→ **To do**: Copy out the lines of the data from its first line through the line containing "160, 124, 171]", including both ends.

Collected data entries
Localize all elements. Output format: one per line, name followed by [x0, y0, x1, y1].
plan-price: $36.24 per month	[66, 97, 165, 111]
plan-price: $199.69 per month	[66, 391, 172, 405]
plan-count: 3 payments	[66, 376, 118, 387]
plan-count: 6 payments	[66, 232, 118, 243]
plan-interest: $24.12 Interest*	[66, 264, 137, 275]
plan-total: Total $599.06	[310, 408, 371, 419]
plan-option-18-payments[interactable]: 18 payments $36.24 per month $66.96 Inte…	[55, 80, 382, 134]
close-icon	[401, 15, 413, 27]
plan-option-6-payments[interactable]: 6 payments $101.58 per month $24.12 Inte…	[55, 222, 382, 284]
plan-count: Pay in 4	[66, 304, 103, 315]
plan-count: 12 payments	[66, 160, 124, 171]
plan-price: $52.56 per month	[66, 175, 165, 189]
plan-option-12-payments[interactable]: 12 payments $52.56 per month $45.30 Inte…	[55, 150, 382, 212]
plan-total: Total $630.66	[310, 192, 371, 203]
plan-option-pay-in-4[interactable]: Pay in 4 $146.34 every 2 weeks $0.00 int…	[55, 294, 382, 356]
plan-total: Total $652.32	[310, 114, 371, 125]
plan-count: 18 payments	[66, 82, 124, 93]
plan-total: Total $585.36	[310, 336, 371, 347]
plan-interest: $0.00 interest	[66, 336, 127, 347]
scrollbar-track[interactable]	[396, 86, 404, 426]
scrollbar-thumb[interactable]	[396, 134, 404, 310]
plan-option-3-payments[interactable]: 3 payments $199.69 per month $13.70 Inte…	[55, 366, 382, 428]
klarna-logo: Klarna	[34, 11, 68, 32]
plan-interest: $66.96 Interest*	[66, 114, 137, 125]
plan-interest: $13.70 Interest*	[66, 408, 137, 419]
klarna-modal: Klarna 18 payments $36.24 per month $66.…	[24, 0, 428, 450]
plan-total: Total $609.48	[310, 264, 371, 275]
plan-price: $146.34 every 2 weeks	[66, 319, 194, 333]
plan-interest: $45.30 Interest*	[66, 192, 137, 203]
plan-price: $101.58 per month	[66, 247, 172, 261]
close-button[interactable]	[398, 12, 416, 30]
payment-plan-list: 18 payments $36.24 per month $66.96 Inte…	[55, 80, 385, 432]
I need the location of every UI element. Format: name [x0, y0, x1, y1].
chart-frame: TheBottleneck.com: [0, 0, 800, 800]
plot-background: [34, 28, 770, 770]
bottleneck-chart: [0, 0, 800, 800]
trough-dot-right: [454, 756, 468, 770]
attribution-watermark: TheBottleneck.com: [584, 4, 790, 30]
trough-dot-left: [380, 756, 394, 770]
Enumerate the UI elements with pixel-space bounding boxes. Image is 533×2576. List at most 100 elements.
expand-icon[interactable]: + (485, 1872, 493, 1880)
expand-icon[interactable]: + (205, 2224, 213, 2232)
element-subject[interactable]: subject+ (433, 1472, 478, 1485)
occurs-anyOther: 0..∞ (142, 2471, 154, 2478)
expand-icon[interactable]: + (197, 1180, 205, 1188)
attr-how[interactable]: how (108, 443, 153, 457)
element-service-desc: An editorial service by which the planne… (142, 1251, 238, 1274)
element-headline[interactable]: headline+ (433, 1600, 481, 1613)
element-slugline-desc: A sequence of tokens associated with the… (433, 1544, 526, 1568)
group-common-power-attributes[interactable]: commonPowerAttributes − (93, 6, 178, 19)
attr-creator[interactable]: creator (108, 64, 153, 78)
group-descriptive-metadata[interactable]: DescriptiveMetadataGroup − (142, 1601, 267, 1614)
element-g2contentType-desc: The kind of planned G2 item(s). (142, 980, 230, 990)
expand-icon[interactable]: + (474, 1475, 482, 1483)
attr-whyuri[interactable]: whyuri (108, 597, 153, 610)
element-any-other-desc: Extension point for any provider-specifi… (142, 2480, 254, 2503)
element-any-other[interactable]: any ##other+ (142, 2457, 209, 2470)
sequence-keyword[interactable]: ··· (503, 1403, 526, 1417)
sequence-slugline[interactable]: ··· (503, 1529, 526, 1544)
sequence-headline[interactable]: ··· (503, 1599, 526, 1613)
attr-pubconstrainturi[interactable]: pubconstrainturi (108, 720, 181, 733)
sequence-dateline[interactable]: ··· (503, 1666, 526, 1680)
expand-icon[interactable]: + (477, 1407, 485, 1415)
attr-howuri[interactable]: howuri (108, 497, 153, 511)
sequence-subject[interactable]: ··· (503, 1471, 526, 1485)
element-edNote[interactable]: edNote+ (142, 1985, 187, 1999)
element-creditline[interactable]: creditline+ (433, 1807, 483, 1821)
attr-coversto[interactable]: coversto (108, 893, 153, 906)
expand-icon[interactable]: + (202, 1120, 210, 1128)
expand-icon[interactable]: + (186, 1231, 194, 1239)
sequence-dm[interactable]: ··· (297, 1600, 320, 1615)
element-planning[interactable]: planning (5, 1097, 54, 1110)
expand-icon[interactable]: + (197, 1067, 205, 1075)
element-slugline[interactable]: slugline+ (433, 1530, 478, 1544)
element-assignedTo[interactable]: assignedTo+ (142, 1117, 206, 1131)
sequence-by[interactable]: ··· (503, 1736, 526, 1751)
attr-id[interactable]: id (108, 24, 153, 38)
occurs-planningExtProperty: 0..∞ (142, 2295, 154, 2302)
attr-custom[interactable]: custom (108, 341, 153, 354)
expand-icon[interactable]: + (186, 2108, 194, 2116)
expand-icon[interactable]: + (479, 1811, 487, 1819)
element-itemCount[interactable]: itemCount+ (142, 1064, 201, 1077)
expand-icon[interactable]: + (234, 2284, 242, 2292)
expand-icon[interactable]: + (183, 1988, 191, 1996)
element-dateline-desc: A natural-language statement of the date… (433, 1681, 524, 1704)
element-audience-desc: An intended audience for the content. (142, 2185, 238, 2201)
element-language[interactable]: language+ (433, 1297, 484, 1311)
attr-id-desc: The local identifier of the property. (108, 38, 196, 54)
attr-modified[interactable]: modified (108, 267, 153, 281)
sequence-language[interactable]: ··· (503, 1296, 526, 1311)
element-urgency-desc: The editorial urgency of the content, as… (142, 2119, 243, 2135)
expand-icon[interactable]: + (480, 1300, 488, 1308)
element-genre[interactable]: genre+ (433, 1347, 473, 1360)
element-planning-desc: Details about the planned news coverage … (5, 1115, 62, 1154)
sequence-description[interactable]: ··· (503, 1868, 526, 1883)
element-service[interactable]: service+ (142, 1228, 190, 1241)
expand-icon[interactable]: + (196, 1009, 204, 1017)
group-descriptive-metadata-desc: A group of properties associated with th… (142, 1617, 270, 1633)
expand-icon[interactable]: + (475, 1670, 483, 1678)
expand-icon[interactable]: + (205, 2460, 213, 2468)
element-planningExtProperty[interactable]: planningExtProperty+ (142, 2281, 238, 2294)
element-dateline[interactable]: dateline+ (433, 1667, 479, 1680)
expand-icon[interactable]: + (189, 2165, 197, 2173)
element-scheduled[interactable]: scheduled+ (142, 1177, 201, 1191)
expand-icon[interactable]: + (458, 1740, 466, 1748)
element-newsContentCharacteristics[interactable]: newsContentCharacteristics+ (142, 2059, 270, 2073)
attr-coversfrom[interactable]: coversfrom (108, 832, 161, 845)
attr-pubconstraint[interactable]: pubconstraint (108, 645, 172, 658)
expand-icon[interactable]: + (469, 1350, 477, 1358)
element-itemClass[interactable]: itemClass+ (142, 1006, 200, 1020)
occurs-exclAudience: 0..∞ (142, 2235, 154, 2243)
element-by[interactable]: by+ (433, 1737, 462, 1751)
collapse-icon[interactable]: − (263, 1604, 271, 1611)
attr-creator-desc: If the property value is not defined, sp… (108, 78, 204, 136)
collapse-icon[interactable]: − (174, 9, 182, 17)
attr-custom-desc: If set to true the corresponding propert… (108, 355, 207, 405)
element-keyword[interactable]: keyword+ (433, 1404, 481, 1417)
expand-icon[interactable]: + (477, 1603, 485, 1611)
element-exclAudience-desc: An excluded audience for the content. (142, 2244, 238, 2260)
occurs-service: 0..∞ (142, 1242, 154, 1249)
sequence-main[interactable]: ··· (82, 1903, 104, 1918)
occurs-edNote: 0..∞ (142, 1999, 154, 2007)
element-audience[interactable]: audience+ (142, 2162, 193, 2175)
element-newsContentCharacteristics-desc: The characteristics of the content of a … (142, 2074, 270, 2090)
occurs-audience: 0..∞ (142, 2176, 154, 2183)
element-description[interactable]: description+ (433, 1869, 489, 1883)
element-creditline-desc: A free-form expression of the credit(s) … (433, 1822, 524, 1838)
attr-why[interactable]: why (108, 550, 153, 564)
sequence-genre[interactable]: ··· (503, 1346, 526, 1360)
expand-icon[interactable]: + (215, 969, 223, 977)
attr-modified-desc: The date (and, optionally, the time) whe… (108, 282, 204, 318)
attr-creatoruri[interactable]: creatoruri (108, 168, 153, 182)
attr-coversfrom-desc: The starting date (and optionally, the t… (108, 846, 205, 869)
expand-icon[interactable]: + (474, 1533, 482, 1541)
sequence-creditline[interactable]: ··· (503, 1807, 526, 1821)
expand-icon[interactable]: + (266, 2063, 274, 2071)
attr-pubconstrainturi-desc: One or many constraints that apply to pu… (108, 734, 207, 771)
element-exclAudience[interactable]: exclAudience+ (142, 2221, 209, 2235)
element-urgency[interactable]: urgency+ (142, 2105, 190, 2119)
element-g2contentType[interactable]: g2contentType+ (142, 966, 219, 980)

→ **Answer to this problem**:
Localize all elements. Output format: one per line, name followed by [x0, y0, x1, y1].
plan-price: $36.24 per month	[66, 97, 165, 111]
plan-price: $199.69 per month	[66, 391, 172, 405]
plan-count: 3 payments	[66, 376, 118, 387]
plan-count: 6 payments	[66, 232, 118, 243]
plan-interest: $24.12 Interest*	[66, 264, 137, 275]
plan-total: Total $599.06	[310, 408, 371, 419]
plan-option-18-payments[interactable]: 18 payments $36.24 per month $66.96 Inte…	[55, 80, 382, 134]
close-icon	[401, 15, 413, 27]
plan-option-6-payments[interactable]: 6 payments $101.58 per month $24.12 Inte…	[55, 222, 382, 284]
plan-count: Pay in 4	[66, 304, 103, 315]
plan-count: 12 payments	[66, 160, 124, 171]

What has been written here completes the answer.